▶ **Given request**
Pull out the lines from the one containing "Serialize everything readable" through the final line of the listing below and repeat them exactly. Leave the pictures behind.

▶ **Data extracted from a collection**
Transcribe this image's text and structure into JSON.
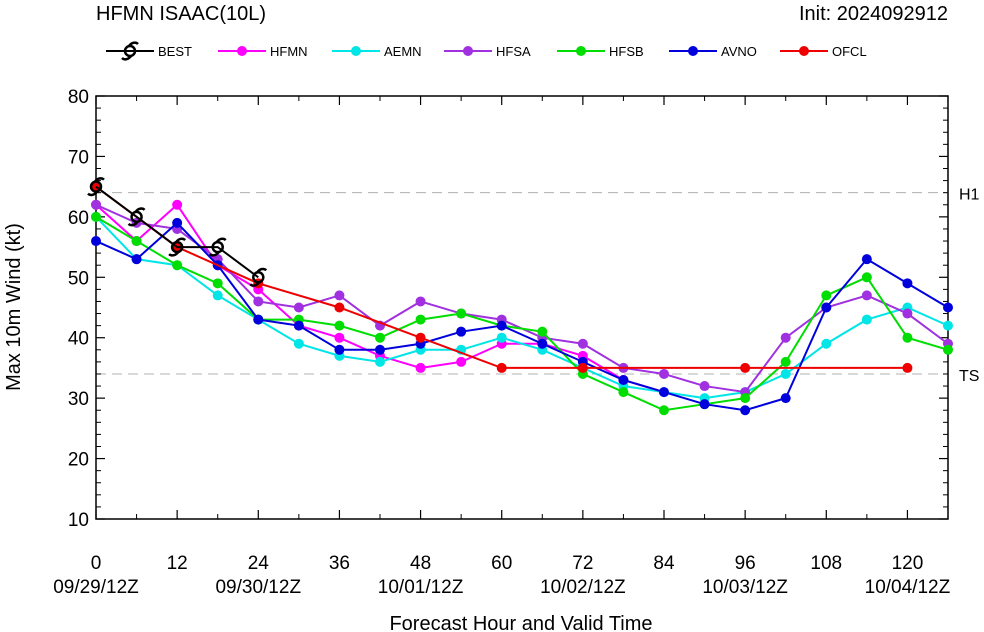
{
  "header": {
    "title": "HFMN ISAAC(10L)",
    "init": "Init: 2024092912"
  },
  "chart_data": {
    "type": "line",
    "title": "HFMN ISAAC(10L)",
    "ylabel": "Max 10m Wind (kt)",
    "xlabel": "Forecast Hour and Valid Time",
    "xlim": [
      0,
      126
    ],
    "ylim": [
      10,
      80
    ],
    "x_ticks": [
      0,
      12,
      24,
      36,
      48,
      60,
      72,
      84,
      96,
      108,
      120
    ],
    "x_tick_labels": [
      "0",
      "12",
      "24",
      "36",
      "48",
      "60",
      "72",
      "84",
      "96",
      "108",
      "120"
    ],
    "date_labels": [
      {
        "x": 0,
        "label": "09/29/12Z"
      },
      {
        "x": 24,
        "label": "09/30/12Z"
      },
      {
        "x": 48,
        "label": "10/01/12Z"
      },
      {
        "x": 72,
        "label": "10/02/12Z"
      },
      {
        "x": 96,
        "label": "10/03/12Z"
      },
      {
        "x": 120,
        "label": "10/04/12Z"
      }
    ],
    "y_ticks": [
      10,
      20,
      30,
      40,
      50,
      60,
      70,
      80
    ],
    "reference_lines": [
      {
        "value": 64,
        "label": "H1"
      },
      {
        "value": 34,
        "label": "TS"
      }
    ],
    "grid": false,
    "legend_position": "top",
    "series": [
      {
        "name": "BEST",
        "color": "#000000",
        "marker": "hurricane-symbol",
        "x": [
          0,
          6,
          12,
          18,
          24
        ],
        "values": [
          65,
          60,
          55,
          55,
          50
        ]
      },
      {
        "name": "HFMN",
        "color": "#ff00ff",
        "marker": "circle",
        "x": [
          0,
          6,
          12,
          18,
          24,
          30,
          36,
          42,
          48,
          54,
          60,
          66,
          72,
          78,
          84
        ],
        "values": [
          62,
          56,
          62,
          52,
          48,
          42,
          40,
          37,
          35,
          36,
          39,
          39,
          37,
          33,
          31
        ]
      },
      {
        "name": "AEMN",
        "color": "#00e5e5",
        "marker": "circle",
        "x": [
          0,
          6,
          12,
          18,
          24,
          30,
          36,
          42,
          48,
          54,
          60,
          66,
          72,
          78,
          84,
          90,
          96,
          102,
          108,
          114,
          120,
          126
        ],
        "values": [
          60,
          53,
          52,
          47,
          43,
          39,
          37,
          36,
          38,
          38,
          40,
          38,
          35,
          32,
          31,
          30,
          31,
          34,
          39,
          43,
          45,
          42
        ]
      },
      {
        "name": "HFSA",
        "color": "#a030e0",
        "marker": "circle",
        "x": [
          0,
          6,
          12,
          18,
          24,
          30,
          36,
          42,
          48,
          54,
          60,
          66,
          72,
          78,
          84,
          90,
          96,
          102,
          108,
          114,
          120,
          126
        ],
        "values": [
          62,
          59,
          58,
          53,
          46,
          45,
          47,
          42,
          46,
          44,
          43,
          40,
          39,
          35,
          34,
          32,
          31,
          40,
          45,
          47,
          44,
          39
        ]
      },
      {
        "name": "HFSB",
        "color": "#00dd00",
        "marker": "circle",
        "x": [
          0,
          6,
          12,
          18,
          24,
          30,
          36,
          42,
          48,
          54,
          60,
          66,
          72,
          78,
          84,
          90,
          96,
          102,
          108,
          114,
          120,
          126
        ],
        "values": [
          60,
          56,
          52,
          49,
          43,
          43,
          42,
          40,
          43,
          44,
          42,
          41,
          34,
          31,
          28,
          29,
          30,
          36,
          47,
          50,
          40,
          38
        ]
      },
      {
        "name": "AVNO",
        "color": "#0000dd",
        "marker": "circle",
        "x": [
          0,
          6,
          12,
          18,
          24,
          30,
          36,
          42,
          48,
          54,
          60,
          66,
          72,
          78,
          84,
          90,
          96,
          102,
          108,
          114,
          120,
          126
        ],
        "values": [
          56,
          53,
          59,
          52,
          43,
          42,
          38,
          38,
          39,
          41,
          42,
          39,
          36,
          33,
          31,
          29,
          28,
          30,
          45,
          53,
          49,
          45
        ]
      },
      {
        "name": "OFCL",
        "color": "#ee0000",
        "marker": "circle",
        "x": [
          0,
          12,
          24,
          36,
          48,
          60,
          72,
          96,
          120
        ],
        "values": [
          65,
          55,
          49,
          45,
          40,
          35,
          35,
          35,
          35
        ]
      }
    ]
  }
}
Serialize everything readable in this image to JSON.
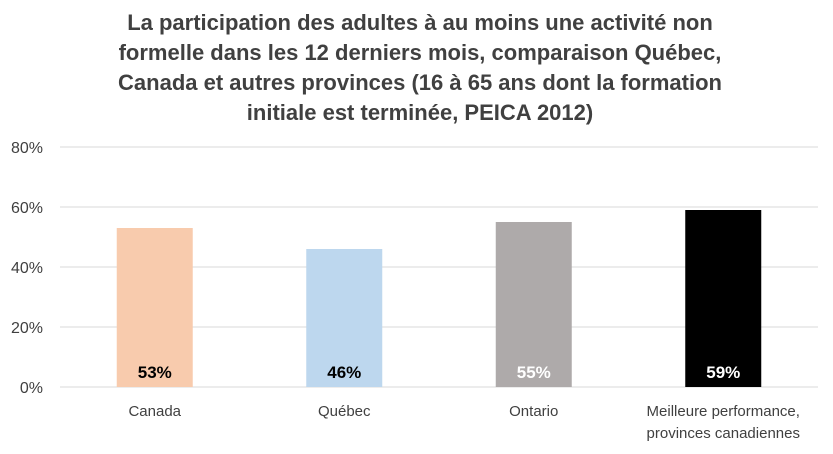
{
  "chart_data": {
    "type": "bar",
    "title": "La participation des adultes à au moins une activité non formelle dans les 12 derniers mois, comparaison Québec, Canada et autres provinces (16 à 65 ans dont la formation initiale est terminée, PEICA 2012)",
    "title_lines": [
      "La participation des adultes à au moins une activité non",
      "formelle dans les 12 derniers mois, comparaison Québec,",
      "Canada et autres provinces (16 à 65 ans dont la formation",
      "initiale est terminée, PEICA 2012)"
    ],
    "categories": [
      [
        "Canada"
      ],
      [
        "Québec"
      ],
      [
        "Ontario"
      ],
      [
        "Meilleure performance,",
        "provinces canadiennes"
      ]
    ],
    "values": [
      53,
      46,
      55,
      59
    ],
    "value_labels": [
      "53%",
      "46%",
      "55%",
      "59%"
    ],
    "bar_colors": [
      "#f8cbad",
      "#bdd7ee",
      "#aeaaaa",
      "#000000"
    ],
    "label_colors": [
      "#000000",
      "#000000",
      "#ffffff",
      "#ffffff"
    ],
    "ylim": [
      0,
      80
    ],
    "yticks": [
      0,
      20,
      40,
      60,
      80
    ],
    "ytick_labels": [
      "0%",
      "20%",
      "40%",
      "60%",
      "80%"
    ],
    "grid": true,
    "grid_color": "#d9d9d9",
    "legend": "none"
  }
}
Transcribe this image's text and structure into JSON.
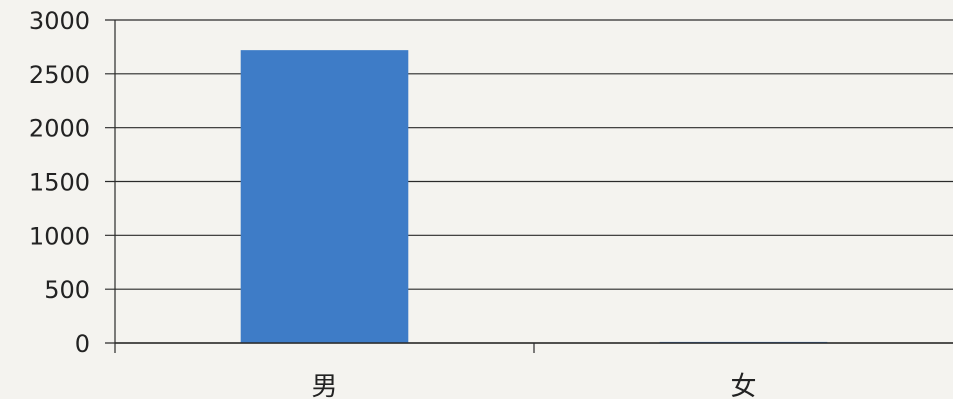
{
  "chart_data": {
    "type": "bar",
    "categories": [
      "男",
      "女"
    ],
    "values": [
      2720,
      10
    ],
    "title": "",
    "xlabel": "",
    "ylabel": "",
    "ylim": [
      0,
      3000
    ],
    "yticks": [
      0,
      500,
      1000,
      1500,
      2000,
      2500,
      3000
    ],
    "grid": true,
    "colors": {
      "bar": "#3e7cc7",
      "grid": "#2a2a2a",
      "text": "#222222"
    }
  }
}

▶ **Task solution**
Serialize everything readable in this image to JSON.
{
  "chart_data": {
    "type": "bar",
    "title": "La participation des adultes à au moins une activité non formelle dans les 12 derniers mois, comparaison Québec, Canada et autres provinces (16 à 65 ans dont la formation initiale est terminée, PEICA 2012)",
    "title_lines": [
      "La participation des adultes à au moins une activité non",
      "formelle dans les 12 derniers mois, comparaison Québec,",
      "Canada et autres provinces (16 à 65 ans dont la formation",
      "initiale est terminée, PEICA 2012)"
    ],
    "categories": [
      [
        "Canada"
      ],
      [
        "Québec"
      ],
      [
        "Ontario"
      ],
      [
        "Meilleure performance,",
        "provinces canadiennes"
      ]
    ],
    "values": [
      53,
      46,
      55,
      59
    ],
    "value_labels": [
      "53%",
      "46%",
      "55%",
      "59%"
    ],
    "bar_colors": [
      "#f8cbad",
      "#bdd7ee",
      "#aeaaaa",
      "#000000"
    ],
    "label_colors": [
      "#000000",
      "#000000",
      "#ffffff",
      "#ffffff"
    ],
    "ylim": [
      0,
      80
    ],
    "yticks": [
      0,
      20,
      40,
      60,
      80
    ],
    "ytick_labels": [
      "0%",
      "20%",
      "40%",
      "60%",
      "80%"
    ],
    "grid": true,
    "grid_color": "#d9d9d9",
    "legend": "none"
  }
}
Transcribe this image's text and structure into JSON.
{
  "chart_data": {
    "type": "bar",
    "categories": [
      "男",
      "女"
    ],
    "values": [
      2720,
      10
    ],
    "title": "",
    "xlabel": "",
    "ylabel": "",
    "ylim": [
      0,
      3000
    ],
    "yticks": [
      0,
      500,
      1000,
      1500,
      2000,
      2500,
      3000
    ],
    "grid": true,
    "colors": {
      "bar": "#3e7cc7",
      "grid": "#2a2a2a",
      "text": "#222222"
    }
  }
}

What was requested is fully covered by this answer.